● **What the task asks**: Below is the data. Give it again, complete and exact.

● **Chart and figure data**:
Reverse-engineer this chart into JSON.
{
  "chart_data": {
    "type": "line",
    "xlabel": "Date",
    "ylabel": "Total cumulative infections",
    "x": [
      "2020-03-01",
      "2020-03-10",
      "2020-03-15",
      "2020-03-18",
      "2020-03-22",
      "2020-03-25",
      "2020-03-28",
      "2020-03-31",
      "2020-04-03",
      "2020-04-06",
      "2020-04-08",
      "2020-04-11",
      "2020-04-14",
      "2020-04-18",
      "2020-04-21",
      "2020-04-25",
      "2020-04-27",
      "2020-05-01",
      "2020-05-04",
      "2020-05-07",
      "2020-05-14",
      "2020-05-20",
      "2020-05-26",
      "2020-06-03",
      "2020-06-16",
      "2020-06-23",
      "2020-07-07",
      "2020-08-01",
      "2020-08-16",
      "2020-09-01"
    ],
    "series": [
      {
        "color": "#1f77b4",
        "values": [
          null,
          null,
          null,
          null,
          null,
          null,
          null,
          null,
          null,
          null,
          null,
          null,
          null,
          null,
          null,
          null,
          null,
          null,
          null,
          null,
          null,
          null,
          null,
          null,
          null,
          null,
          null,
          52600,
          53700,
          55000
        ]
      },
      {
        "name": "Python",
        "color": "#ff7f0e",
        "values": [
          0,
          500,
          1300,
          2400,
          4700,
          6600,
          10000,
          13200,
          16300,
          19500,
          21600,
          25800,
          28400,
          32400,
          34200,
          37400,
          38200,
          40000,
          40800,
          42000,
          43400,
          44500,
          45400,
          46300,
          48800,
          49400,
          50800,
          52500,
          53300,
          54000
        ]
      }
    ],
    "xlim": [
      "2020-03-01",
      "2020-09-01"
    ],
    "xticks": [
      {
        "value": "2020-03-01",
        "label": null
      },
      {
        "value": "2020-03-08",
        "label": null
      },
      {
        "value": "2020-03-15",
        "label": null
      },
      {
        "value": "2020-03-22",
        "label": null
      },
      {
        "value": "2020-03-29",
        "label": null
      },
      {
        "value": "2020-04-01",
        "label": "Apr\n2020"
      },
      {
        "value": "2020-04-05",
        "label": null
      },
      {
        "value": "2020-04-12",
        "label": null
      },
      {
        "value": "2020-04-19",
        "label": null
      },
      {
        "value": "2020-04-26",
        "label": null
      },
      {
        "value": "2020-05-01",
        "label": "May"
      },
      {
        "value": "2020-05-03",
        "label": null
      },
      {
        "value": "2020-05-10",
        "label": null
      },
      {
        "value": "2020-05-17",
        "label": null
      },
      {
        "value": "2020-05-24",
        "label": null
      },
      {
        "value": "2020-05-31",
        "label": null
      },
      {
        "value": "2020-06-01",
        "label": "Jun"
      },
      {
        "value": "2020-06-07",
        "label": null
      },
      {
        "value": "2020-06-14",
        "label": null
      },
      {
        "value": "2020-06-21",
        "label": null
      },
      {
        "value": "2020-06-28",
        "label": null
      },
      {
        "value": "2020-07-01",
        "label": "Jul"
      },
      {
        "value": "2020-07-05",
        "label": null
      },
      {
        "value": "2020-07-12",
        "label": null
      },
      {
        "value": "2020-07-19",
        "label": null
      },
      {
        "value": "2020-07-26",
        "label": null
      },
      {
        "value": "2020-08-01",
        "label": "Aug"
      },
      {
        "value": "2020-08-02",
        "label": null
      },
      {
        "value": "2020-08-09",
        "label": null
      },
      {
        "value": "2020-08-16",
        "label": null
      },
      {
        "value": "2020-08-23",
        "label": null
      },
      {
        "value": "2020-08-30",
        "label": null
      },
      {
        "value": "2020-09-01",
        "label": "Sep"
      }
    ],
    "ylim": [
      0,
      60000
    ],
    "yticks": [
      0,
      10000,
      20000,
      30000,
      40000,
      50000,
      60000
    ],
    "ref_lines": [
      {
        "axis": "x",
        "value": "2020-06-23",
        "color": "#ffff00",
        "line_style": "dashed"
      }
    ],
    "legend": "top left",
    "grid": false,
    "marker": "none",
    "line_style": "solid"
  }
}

● **Exercise output**:
Reverse-engineer this chart into JSON.
{
  "chart_data": {
    "type": "line",
    "xlabel": "Date",
    "ylabel": "Total cumulative infections",
    "x": [
      "2020-03-01",
      "2020-03-10",
      "2020-03-15",
      "2020-03-18",
      "2020-03-22",
      "2020-03-25",
      "2020-03-28",
      "2020-03-31",
      "2020-04-03",
      "2020-04-06",
      "2020-04-08",
      "2020-04-11",
      "2020-04-14",
      "2020-04-18",
      "2020-04-21",
      "2020-04-25",
      "2020-04-27",
      "2020-05-01",
      "2020-05-04",
      "2020-05-07",
      "2020-05-14",
      "2020-05-20",
      "2020-05-26",
      "2020-06-03",
      "2020-06-16",
      "2020-06-23",
      "2020-07-07",
      "2020-08-01",
      "2020-08-16",
      "2020-09-01"
    ],
    "series": [
      {
        "color": "#1f77b4",
        "values": [
          null,
          null,
          null,
          null,
          null,
          null,
          null,
          null,
          null,
          null,
          null,
          null,
          null,
          null,
          null,
          null,
          null,
          null,
          null,
          null,
          null,
          null,
          null,
          null,
          null,
          null,
          null,
          52600,
          53700,
          55000
        ]
      },
      {
        "name": "Python",
        "color": "#ff7f0e",
        "values": [
          0,
          500,
          1300,
          2400,
          4700,
          6600,
          10000,
          13200,
          16300,
          19500,
          21600,
          25800,
          28400,
          32400,
          34200,
          37400,
          38200,
          40000,
          40800,
          42000,
          43400,
          44500,
          45400,
          46300,
          48800,
          49400,
          50800,
          52500,
          53300,
          54000
        ]
      }
    ],
    "xlim": [
      "2020-03-01",
      "2020-09-01"
    ],
    "xticks": [
      {
        "value": "2020-03-01",
        "label": null
      },
      {
        "value": "2020-03-08",
        "label": null
      },
      {
        "value": "2020-03-15",
        "label": null
      },
      {
        "value": "2020-03-22",
        "label": null
      },
      {
        "value": "2020-03-29",
        "label": null
      },
      {
        "value": "2020-04-01",
        "label": "Apr\n2020"
      },
      {
        "value": "2020-04-05",
        "label": null
      },
      {
        "value": "2020-04-12",
        "label": null
      },
      {
        "value": "2020-04-19",
        "label": null
      },
      {
        "value": "2020-04-26",
        "label": null
      },
      {
        "value": "2020-05-01",
        "label": "May"
      },
      {
        "value": "2020-05-03",
        "label": null
      },
      {
        "value": "2020-05-10",
        "label": null
      },
      {
        "value": "2020-05-17",
        "label": null
      },
      {
        "value": "2020-05-24",
        "label": null
      },
      {
        "value": "2020-05-31",
        "label": null
      },
      {
        "value": "2020-06-01",
        "label": "Jun"
      },
      {
        "value": "2020-06-07",
        "label": null
      },
      {
        "value": "2020-06-14",
        "label": null
      },
      {
        "value": "2020-06-21",
        "label": null
      },
      {
        "value": "2020-06-28",
        "label": null
      },
      {
        "value": "2020-07-01",
        "label": "Jul"
      },
      {
        "value": "2020-07-05",
        "label": null
      },
      {
        "value": "2020-07-12",
        "label": null
      },
      {
        "value": "2020-07-19",
        "label": null
      },
      {
        "value": "2020-07-26",
        "label": null
      },
      {
        "value": "2020-08-01",
        "label": "Aug"
      },
      {
        "value": "2020-08-02",
        "label": null
      },
      {
        "value": "2020-08-09",
        "label": null
      },
      {
        "value": "2020-08-16",
        "label": null
      },
      {
        "value": "2020-08-23",
        "label": null
      },
      {
        "value": "2020-08-30",
        "label": null
      },
      {
        "value": "2020-09-01",
        "label": "Sep"
      }
    ],
    "ylim": [
      0,
      60000
    ],
    "yticks": [
      0,
      10000,
      20000,
      30000,
      40000,
      50000,
      60000
    ],
    "ref_lines": [
      {
        "axis": "x",
        "value": "2020-06-23",
        "color": "#ffff00",
        "line_style": "dashed"
      }
    ],
    "legend": "top left",
    "grid": false,
    "marker": "none",
    "line_style": "solid"
  }
}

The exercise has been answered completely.